> **GOAL OF THE EXERCISE**
Copy every line of the entries below word for word, leaving out the pictures.

Entries from a data source
::::

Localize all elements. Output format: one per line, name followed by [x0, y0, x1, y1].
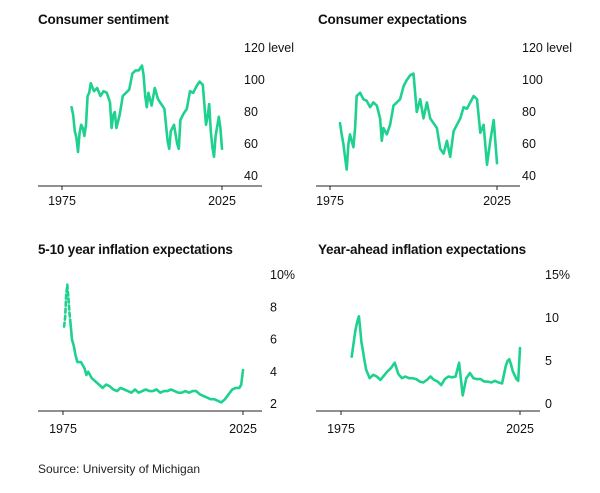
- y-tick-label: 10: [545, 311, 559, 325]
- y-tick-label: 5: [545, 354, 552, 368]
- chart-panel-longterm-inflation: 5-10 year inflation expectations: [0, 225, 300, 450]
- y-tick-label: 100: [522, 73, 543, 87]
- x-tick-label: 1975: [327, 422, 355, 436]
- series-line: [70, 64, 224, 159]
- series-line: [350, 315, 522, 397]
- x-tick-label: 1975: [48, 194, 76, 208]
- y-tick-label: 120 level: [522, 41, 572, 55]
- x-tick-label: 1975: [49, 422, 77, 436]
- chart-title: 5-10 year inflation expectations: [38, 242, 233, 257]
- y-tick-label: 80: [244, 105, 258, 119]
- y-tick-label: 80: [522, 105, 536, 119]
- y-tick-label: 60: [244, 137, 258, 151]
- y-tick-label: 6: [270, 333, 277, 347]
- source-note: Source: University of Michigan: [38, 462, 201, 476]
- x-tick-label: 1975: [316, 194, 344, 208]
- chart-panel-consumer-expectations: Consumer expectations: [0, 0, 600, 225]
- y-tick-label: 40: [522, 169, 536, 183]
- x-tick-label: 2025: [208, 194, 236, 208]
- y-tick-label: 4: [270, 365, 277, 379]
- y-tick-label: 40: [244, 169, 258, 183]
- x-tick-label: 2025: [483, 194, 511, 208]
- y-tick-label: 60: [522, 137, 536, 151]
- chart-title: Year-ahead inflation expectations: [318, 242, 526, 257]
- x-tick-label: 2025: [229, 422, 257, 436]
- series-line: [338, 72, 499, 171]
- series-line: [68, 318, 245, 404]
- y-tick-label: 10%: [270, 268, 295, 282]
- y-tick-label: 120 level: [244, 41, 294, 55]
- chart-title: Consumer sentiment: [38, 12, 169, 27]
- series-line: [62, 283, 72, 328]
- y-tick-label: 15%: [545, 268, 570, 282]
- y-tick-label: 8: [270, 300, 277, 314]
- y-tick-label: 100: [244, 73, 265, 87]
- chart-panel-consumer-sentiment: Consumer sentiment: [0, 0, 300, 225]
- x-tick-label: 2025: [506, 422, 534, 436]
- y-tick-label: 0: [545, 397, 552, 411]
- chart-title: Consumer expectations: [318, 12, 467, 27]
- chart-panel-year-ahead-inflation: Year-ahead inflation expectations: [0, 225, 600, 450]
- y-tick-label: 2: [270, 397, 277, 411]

::::

> **ANSWER TO THIS EXERCISE**
Localize all elements. Output format: one per line, name followed by [x0, y0, x1, y1].
- y-tick-label: 10: [545, 311, 559, 325]
- y-tick-label: 5: [545, 354, 552, 368]
- chart-panel-longterm-inflation: 5-10 year inflation expectations: [0, 225, 300, 450]
- y-tick-label: 100: [522, 73, 543, 87]
- x-tick-label: 1975: [327, 422, 355, 436]
- series-line: [70, 64, 224, 159]
- series-line: [350, 315, 522, 397]
- x-tick-label: 1975: [48, 194, 76, 208]
- y-tick-label: 120 level: [522, 41, 572, 55]
- x-tick-label: 1975: [49, 422, 77, 436]
- chart-title: 5-10 year inflation expectations: [38, 242, 233, 257]
- y-tick-label: 80: [244, 105, 258, 119]
- y-tick-label: 80: [522, 105, 536, 119]
- y-tick-label: 60: [244, 137, 258, 151]
- y-tick-label: 6: [270, 333, 277, 347]
- source-note: Source: University of Michigan: [38, 462, 201, 476]
- x-tick-label: 1975: [316, 194, 344, 208]
- chart-panel-consumer-expectations: Consumer expectations: [0, 0, 600, 225]
- y-tick-label: 40: [522, 169, 536, 183]
- x-tick-label: 2025: [208, 194, 236, 208]
- y-tick-label: 4: [270, 365, 277, 379]
- y-tick-label: 40: [244, 169, 258, 183]
- x-tick-label: 2025: [483, 194, 511, 208]
- y-tick-label: 60: [522, 137, 536, 151]
- chart-title: Year-ahead inflation expectations: [318, 242, 526, 257]
- x-tick-label: 2025: [229, 422, 257, 436]
- series-line: [338, 72, 499, 171]
- series-line: [68, 318, 245, 404]
- y-tick-label: 10%: [270, 268, 295, 282]
- y-tick-label: 120 level: [244, 41, 294, 55]
- chart-title: Consumer sentiment: [38, 12, 169, 27]
- series-line: [62, 283, 72, 328]
- y-tick-label: 15%: [545, 268, 570, 282]
- y-tick-label: 8: [270, 300, 277, 314]
- y-tick-label: 100: [244, 73, 265, 87]
- chart-panel-consumer-sentiment: Consumer sentiment: [0, 0, 300, 225]
- x-tick-label: 2025: [506, 422, 534, 436]
- y-tick-label: 0: [545, 397, 552, 411]
- chart-title: Consumer expectations: [318, 12, 467, 27]
- chart-panel-year-ahead-inflation: Year-ahead inflation expectations: [0, 225, 600, 450]
- y-tick-label: 2: [270, 397, 277, 411]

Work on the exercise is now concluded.